#### SET PROBLEM:
Quote every line of the data below as it stands, omitting pictures.

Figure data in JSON
((
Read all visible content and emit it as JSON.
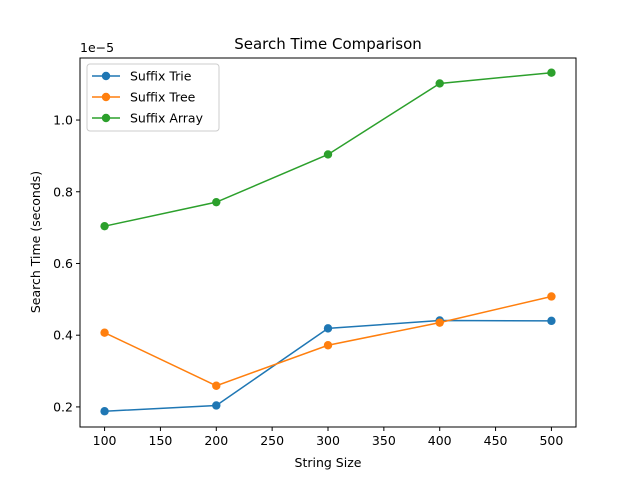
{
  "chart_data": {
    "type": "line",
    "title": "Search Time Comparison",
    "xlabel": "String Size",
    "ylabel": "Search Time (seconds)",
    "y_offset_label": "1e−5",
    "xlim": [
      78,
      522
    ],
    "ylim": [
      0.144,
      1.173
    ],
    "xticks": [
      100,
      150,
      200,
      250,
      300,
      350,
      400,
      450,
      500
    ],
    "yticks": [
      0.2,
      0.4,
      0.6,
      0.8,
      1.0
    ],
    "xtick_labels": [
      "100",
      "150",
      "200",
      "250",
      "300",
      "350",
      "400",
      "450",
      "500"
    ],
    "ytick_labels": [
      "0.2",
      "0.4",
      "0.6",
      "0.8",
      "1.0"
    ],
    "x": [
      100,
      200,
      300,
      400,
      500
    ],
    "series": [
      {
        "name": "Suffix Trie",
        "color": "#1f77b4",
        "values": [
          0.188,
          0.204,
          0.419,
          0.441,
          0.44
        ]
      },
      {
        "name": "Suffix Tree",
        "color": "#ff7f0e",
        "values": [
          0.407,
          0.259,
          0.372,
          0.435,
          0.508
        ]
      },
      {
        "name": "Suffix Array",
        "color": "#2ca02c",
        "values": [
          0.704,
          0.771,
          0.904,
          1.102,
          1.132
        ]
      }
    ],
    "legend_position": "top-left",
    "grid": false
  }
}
))
#### FINAL ANSWER:
Read all visible content and emit it as JSON.
{
  "chart_data": {
    "type": "line",
    "title": "Search Time Comparison",
    "xlabel": "String Size",
    "ylabel": "Search Time (seconds)",
    "y_offset_label": "1e−5",
    "xlim": [
      78,
      522
    ],
    "ylim": [
      0.144,
      1.173
    ],
    "xticks": [
      100,
      150,
      200,
      250,
      300,
      350,
      400,
      450,
      500
    ],
    "yticks": [
      0.2,
      0.4,
      0.6,
      0.8,
      1.0
    ],
    "xtick_labels": [
      "100",
      "150",
      "200",
      "250",
      "300",
      "350",
      "400",
      "450",
      "500"
    ],
    "ytick_labels": [
      "0.2",
      "0.4",
      "0.6",
      "0.8",
      "1.0"
    ],
    "x": [
      100,
      200,
      300,
      400,
      500
    ],
    "series": [
      {
        "name": "Suffix Trie",
        "color": "#1f77b4",
        "values": [
          0.188,
          0.204,
          0.419,
          0.441,
          0.44
        ]
      },
      {
        "name": "Suffix Tree",
        "color": "#ff7f0e",
        "values": [
          0.407,
          0.259,
          0.372,
          0.435,
          0.508
        ]
      },
      {
        "name": "Suffix Array",
        "color": "#2ca02c",
        "values": [
          0.704,
          0.771,
          0.904,
          1.102,
          1.132
        ]
      }
    ],
    "legend_position": "top-left",
    "grid": false
  }
}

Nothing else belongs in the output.